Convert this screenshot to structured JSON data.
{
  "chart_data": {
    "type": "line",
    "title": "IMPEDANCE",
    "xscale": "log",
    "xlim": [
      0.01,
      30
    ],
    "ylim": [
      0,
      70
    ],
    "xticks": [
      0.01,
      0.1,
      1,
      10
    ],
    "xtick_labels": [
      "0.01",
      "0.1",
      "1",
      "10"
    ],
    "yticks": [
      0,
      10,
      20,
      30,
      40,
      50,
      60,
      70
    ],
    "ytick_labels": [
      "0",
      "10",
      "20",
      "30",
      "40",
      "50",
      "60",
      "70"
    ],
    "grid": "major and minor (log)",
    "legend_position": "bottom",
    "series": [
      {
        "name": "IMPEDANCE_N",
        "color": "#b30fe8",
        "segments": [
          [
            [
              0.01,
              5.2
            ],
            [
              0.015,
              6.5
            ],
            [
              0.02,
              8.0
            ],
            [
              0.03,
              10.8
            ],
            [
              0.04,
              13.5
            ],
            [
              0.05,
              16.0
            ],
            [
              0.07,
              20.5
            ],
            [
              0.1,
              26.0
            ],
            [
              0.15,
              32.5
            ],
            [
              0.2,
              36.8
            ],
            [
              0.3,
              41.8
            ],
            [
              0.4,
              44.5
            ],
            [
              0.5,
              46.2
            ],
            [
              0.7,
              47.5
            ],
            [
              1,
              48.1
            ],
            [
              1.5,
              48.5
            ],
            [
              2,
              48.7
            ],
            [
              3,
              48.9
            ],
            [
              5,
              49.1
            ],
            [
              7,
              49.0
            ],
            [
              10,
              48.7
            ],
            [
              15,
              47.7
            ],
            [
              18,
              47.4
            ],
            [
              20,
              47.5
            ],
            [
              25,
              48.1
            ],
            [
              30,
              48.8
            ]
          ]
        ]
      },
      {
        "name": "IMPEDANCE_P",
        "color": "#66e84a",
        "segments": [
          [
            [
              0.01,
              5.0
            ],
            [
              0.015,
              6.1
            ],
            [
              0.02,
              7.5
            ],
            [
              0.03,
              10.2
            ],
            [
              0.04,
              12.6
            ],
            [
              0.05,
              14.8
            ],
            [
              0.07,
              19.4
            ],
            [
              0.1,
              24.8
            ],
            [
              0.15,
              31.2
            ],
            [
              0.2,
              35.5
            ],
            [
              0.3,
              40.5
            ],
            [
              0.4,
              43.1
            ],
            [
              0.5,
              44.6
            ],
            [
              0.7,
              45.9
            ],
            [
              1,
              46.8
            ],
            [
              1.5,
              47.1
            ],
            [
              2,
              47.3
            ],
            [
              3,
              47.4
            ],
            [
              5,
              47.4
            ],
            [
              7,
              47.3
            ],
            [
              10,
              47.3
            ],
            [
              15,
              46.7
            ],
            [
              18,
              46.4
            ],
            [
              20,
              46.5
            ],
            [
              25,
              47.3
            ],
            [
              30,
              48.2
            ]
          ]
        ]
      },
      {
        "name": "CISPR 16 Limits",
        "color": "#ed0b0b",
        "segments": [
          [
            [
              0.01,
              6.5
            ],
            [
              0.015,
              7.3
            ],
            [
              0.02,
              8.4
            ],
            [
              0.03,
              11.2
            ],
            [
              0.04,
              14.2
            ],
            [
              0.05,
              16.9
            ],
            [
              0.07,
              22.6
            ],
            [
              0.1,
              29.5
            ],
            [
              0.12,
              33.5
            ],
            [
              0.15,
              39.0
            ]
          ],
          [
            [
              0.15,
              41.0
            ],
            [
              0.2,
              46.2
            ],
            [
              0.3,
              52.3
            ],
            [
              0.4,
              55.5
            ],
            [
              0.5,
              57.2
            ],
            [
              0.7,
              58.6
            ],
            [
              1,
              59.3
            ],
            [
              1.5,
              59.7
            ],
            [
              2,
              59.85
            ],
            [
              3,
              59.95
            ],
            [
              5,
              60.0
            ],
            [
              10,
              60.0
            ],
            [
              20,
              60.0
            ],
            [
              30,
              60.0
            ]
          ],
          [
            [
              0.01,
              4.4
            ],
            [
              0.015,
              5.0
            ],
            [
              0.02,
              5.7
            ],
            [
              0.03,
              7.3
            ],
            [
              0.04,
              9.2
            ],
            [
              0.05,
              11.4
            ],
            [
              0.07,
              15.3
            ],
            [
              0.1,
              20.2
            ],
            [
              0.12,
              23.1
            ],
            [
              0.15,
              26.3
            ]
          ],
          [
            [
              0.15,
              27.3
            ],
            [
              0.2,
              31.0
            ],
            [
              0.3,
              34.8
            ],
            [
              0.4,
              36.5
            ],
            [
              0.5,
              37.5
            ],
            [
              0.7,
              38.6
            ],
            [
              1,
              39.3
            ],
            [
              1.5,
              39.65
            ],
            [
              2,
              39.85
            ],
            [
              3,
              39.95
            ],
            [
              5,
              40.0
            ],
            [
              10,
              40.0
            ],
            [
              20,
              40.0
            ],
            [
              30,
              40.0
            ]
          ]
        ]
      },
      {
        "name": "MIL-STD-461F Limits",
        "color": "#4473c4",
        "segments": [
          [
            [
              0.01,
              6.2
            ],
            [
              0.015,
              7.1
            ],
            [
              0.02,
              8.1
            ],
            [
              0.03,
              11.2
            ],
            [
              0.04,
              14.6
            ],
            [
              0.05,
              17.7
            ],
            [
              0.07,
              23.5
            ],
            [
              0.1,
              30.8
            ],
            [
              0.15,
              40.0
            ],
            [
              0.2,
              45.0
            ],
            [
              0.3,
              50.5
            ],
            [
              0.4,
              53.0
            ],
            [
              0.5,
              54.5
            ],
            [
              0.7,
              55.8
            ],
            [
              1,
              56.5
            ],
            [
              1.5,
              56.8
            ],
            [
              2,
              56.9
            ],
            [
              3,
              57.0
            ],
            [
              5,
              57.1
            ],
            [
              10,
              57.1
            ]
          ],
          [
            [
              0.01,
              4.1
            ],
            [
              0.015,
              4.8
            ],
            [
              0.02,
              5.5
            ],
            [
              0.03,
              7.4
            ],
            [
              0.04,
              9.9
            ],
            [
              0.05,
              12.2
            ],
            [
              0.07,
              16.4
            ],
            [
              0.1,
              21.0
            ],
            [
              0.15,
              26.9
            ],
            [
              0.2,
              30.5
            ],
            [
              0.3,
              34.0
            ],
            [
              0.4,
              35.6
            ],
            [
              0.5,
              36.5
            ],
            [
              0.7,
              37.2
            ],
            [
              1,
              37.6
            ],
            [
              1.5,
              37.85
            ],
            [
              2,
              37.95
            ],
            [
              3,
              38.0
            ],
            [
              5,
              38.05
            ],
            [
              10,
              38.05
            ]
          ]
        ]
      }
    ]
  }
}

···

**WHAT IS ASKED:** Each line of the material above needs to be quoted exactly, please.

**CORRECT ANSWER:**
Convert this screenshot to structured JSON data.
{
  "chart_data": {
    "type": "line",
    "title": "IMPEDANCE",
    "xscale": "log",
    "xlim": [
      0.01,
      30
    ],
    "ylim": [
      0,
      70
    ],
    "xticks": [
      0.01,
      0.1,
      1,
      10
    ],
    "xtick_labels": [
      "0.01",
      "0.1",
      "1",
      "10"
    ],
    "yticks": [
      0,
      10,
      20,
      30,
      40,
      50,
      60,
      70
    ],
    "ytick_labels": [
      "0",
      "10",
      "20",
      "30",
      "40",
      "50",
      "60",
      "70"
    ],
    "grid": "major and minor (log)",
    "legend_position": "bottom",
    "series": [
      {
        "name": "IMPEDANCE_N",
        "color": "#b30fe8",
        "segments": [
          [
            [
              0.01,
              5.2
            ],
            [
              0.015,
              6.5
            ],
            [
              0.02,
              8.0
            ],
            [
              0.03,
              10.8
            ],
            [
              0.04,
              13.5
            ],
            [
              0.05,
              16.0
            ],
            [
              0.07,
              20.5
            ],
            [
              0.1,
              26.0
            ],
            [
              0.15,
              32.5
            ],
            [
              0.2,
              36.8
            ],
            [
              0.3,
              41.8
            ],
            [
              0.4,
              44.5
            ],
            [
              0.5,
              46.2
            ],
            [
              0.7,
              47.5
            ],
            [
              1,
              48.1
            ],
            [
              1.5,
              48.5
            ],
            [
              2,
              48.7
            ],
            [
              3,
              48.9
            ],
            [
              5,
              49.1
            ],
            [
              7,
              49.0
            ],
            [
              10,
              48.7
            ],
            [
              15,
              47.7
            ],
            [
              18,
              47.4
            ],
            [
              20,
              47.5
            ],
            [
              25,
              48.1
            ],
            [
              30,
              48.8
            ]
          ]
        ]
      },
      {
        "name": "IMPEDANCE_P",
        "color": "#66e84a",
        "segments": [
          [
            [
              0.01,
              5.0
            ],
            [
              0.015,
              6.1
            ],
            [
              0.02,
              7.5
            ],
            [
              0.03,
              10.2
            ],
            [
              0.04,
              12.6
            ],
            [
              0.05,
              14.8
            ],
            [
              0.07,
              19.4
            ],
            [
              0.1,
              24.8
            ],
            [
              0.15,
              31.2
            ],
            [
              0.2,
              35.5
            ],
            [
              0.3,
              40.5
            ],
            [
              0.4,
              43.1
            ],
            [
              0.5,
              44.6
            ],
            [
              0.7,
              45.9
            ],
            [
              1,
              46.8
            ],
            [
              1.5,
              47.1
            ],
            [
              2,
              47.3
            ],
            [
              3,
              47.4
            ],
            [
              5,
              47.4
            ],
            [
              7,
              47.3
            ],
            [
              10,
              47.3
            ],
            [
              15,
              46.7
            ],
            [
              18,
              46.4
            ],
            [
              20,
              46.5
            ],
            [
              25,
              47.3
            ],
            [
              30,
              48.2
            ]
          ]
        ]
      },
      {
        "name": "CISPR 16 Limits",
        "color": "#ed0b0b",
        "segments": [
          [
            [
              0.01,
              6.5
            ],
            [
              0.015,
              7.3
            ],
            [
              0.02,
              8.4
            ],
            [
              0.03,
              11.2
            ],
            [
              0.04,
              14.2
            ],
            [
              0.05,
              16.9
            ],
            [
              0.07,
              22.6
            ],
            [
              0.1,
              29.5
            ],
            [
              0.12,
              33.5
            ],
            [
              0.15,
              39.0
            ]
          ],
          [
            [
              0.15,
              41.0
            ],
            [
              0.2,
              46.2
            ],
            [
              0.3,
              52.3
            ],
            [
              0.4,
              55.5
            ],
            [
              0.5,
              57.2
            ],
            [
              0.7,
              58.6
            ],
            [
              1,
              59.3
            ],
            [
              1.5,
              59.7
            ],
            [
              2,
              59.85
            ],
            [
              3,
              59.95
            ],
            [
              5,
              60.0
            ],
            [
              10,
              60.0
            ],
            [
              20,
              60.0
            ],
            [
              30,
              60.0
            ]
          ],
          [
            [
              0.01,
              4.4
            ],
            [
              0.015,
              5.0
            ],
            [
              0.02,
              5.7
            ],
            [
              0.03,
              7.3
            ],
            [
              0.04,
              9.2
            ],
            [
              0.05,
              11.4
            ],
            [
              0.07,
              15.3
            ],
            [
              0.1,
              20.2
            ],
            [
              0.12,
              23.1
            ],
            [
              0.15,
              26.3
            ]
          ],
          [
            [
              0.15,
              27.3
            ],
            [
              0.2,
              31.0
            ],
            [
              0.3,
              34.8
            ],
            [
              0.4,
              36.5
            ],
            [
              0.5,
              37.5
            ],
            [
              0.7,
              38.6
            ],
            [
              1,
              39.3
            ],
            [
              1.5,
              39.65
            ],
            [
              2,
              39.85
            ],
            [
              3,
              39.95
            ],
            [
              5,
              40.0
            ],
            [
              10,
              40.0
            ],
            [
              20,
              40.0
            ],
            [
              30,
              40.0
            ]
          ]
        ]
      },
      {
        "name": "MIL-STD-461F Limits",
        "color": "#4473c4",
        "segments": [
          [
            [
              0.01,
              6.2
            ],
            [
              0.015,
              7.1
            ],
            [
              0.02,
              8.1
            ],
            [
              0.03,
              11.2
            ],
            [
              0.04,
              14.6
            ],
            [
              0.05,
              17.7
            ],
            [
              0.07,
              23.5
            ],
            [
              0.1,
              30.8
            ],
            [
              0.15,
              40.0
            ],
            [
              0.2,
              45.0
            ],
            [
              0.3,
              50.5
            ],
            [
              0.4,
              53.0
            ],
            [
              0.5,
              54.5
            ],
            [
              0.7,
              55.8
            ],
            [
              1,
              56.5
            ],
            [
              1.5,
              56.8
            ],
            [
              2,
              56.9
            ],
            [
              3,
              57.0
            ],
            [
              5,
              57.1
            ],
            [
              10,
              57.1
            ]
          ],
          [
            [
              0.01,
              4.1
            ],
            [
              0.015,
              4.8
            ],
            [
              0.02,
              5.5
            ],
            [
              0.03,
              7.4
            ],
            [
              0.04,
              9.9
            ],
            [
              0.05,
              12.2
            ],
            [
              0.07,
              16.4
            ],
            [
              0.1,
              21.0
            ],
            [
              0.15,
              26.9
            ],
            [
              0.2,
              30.5
            ],
            [
              0.3,
              34.0
            ],
            [
              0.4,
              35.6
            ],
            [
              0.5,
              36.5
            ],
            [
              0.7,
              37.2
            ],
            [
              1,
              37.6
            ],
            [
              1.5,
              37.85
            ],
            [
              2,
              37.95
            ],
            [
              3,
              38.0
            ],
            [
              5,
              38.05
            ],
            [
              10,
              38.05
            ]
          ]
        ]
      }
    ]
  }
}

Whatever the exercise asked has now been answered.